__Your goal__:
Find the string "cable" in the data, then copy every line where it is found.

__Entries from a dataset__:
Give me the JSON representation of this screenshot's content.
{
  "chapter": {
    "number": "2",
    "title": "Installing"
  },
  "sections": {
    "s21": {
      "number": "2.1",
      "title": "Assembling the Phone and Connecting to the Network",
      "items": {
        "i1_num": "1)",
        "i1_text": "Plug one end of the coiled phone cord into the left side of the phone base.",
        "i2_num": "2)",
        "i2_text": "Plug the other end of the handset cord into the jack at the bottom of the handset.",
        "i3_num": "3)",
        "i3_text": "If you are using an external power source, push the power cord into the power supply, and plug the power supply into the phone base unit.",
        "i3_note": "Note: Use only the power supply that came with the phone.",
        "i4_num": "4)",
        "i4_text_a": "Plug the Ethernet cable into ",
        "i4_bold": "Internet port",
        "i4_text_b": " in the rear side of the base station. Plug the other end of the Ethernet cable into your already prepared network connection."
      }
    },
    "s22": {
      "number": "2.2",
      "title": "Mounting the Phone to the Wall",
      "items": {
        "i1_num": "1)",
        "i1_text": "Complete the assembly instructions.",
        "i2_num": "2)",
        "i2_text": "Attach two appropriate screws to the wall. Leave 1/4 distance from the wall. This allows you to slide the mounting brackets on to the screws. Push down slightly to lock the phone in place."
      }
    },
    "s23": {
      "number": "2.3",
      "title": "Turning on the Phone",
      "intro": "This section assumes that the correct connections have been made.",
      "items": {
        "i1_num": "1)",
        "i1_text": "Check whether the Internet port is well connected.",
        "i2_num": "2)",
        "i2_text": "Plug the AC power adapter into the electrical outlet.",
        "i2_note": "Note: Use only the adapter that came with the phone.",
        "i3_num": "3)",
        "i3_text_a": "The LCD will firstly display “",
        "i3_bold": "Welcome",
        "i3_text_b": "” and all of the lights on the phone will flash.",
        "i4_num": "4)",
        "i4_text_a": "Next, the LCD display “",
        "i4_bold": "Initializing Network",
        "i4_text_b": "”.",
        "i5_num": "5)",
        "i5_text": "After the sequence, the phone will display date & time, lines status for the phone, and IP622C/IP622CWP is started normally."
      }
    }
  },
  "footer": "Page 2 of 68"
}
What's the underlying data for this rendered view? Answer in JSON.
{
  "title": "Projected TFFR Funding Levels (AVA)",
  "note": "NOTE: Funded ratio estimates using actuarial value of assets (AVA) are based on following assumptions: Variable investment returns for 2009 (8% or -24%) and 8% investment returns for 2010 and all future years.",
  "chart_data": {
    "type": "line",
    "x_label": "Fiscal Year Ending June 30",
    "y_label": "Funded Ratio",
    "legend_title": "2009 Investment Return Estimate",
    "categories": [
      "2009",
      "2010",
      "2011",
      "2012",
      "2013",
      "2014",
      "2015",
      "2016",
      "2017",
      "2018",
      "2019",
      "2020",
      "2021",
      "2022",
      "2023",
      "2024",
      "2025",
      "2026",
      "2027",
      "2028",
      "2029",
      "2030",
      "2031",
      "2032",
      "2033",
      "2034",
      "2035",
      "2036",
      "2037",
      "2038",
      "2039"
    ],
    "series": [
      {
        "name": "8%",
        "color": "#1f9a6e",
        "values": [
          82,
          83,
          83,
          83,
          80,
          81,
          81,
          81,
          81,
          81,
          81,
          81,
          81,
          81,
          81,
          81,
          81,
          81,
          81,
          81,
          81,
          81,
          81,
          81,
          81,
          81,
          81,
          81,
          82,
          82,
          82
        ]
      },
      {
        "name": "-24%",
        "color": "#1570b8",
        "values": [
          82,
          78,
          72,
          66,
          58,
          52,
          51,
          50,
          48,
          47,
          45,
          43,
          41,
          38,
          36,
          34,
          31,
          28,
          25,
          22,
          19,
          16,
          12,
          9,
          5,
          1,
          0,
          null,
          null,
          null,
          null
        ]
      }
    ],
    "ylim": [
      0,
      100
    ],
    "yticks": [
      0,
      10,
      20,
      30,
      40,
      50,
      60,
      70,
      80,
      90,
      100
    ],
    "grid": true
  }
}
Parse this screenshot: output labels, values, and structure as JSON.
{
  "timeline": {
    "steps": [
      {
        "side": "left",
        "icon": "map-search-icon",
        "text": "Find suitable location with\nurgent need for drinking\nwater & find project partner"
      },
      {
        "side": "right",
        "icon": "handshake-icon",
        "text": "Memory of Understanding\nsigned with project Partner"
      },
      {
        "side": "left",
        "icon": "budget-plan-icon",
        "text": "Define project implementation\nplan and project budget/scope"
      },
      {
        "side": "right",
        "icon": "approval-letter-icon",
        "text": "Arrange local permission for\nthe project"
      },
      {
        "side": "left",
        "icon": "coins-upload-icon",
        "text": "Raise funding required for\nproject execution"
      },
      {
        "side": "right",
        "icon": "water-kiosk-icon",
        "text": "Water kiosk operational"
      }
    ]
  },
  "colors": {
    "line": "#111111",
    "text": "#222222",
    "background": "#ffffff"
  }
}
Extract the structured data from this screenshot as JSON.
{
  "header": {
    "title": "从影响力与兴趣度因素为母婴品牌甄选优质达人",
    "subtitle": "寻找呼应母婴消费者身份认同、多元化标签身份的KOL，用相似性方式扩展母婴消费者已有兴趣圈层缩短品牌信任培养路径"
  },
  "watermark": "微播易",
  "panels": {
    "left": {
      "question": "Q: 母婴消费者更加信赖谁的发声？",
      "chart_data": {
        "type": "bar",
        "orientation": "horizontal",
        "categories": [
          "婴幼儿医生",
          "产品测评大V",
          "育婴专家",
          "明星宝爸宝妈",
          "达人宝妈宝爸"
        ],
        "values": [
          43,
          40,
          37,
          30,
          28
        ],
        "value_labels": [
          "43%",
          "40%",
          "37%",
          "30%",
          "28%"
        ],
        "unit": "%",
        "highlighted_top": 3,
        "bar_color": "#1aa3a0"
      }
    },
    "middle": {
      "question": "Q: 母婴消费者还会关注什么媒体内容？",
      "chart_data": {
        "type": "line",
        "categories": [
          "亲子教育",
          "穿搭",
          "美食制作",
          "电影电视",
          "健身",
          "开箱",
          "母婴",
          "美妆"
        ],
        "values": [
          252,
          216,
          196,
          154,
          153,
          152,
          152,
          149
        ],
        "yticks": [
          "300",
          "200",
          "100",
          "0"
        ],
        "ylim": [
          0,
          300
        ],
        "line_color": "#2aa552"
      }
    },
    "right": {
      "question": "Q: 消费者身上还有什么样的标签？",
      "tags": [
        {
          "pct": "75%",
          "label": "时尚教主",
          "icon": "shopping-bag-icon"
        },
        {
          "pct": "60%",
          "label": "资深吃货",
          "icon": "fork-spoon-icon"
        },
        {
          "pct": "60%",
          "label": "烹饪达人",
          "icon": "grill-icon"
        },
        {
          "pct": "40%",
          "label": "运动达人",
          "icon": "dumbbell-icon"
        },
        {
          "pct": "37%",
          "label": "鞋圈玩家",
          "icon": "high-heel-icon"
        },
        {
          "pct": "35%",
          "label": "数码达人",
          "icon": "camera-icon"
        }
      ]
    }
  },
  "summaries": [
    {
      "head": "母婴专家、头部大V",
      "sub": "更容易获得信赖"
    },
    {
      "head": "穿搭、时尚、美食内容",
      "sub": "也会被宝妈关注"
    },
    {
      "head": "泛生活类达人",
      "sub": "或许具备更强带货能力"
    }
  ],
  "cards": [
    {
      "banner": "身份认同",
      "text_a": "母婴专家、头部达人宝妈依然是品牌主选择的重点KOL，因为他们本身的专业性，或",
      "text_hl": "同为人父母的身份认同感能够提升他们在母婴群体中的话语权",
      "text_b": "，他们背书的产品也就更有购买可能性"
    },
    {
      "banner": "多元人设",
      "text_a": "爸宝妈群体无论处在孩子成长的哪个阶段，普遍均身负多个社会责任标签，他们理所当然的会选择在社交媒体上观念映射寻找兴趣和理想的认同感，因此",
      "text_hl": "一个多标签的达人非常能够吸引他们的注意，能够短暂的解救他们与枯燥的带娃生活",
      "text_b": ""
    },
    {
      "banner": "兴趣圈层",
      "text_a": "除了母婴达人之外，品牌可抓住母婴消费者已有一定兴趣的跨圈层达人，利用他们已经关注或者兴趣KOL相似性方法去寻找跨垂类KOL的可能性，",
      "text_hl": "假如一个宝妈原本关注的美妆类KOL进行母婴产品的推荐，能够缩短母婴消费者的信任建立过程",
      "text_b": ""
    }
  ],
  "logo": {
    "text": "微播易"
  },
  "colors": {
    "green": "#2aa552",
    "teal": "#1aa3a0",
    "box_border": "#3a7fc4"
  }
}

__Output of the task__:
        "i4_text_a": "Plug the Ethernet cable into ",
        "i4_text_b": " in the rear side of the base station. Plug the other end of the Ethernet cable into your already prepared network connection."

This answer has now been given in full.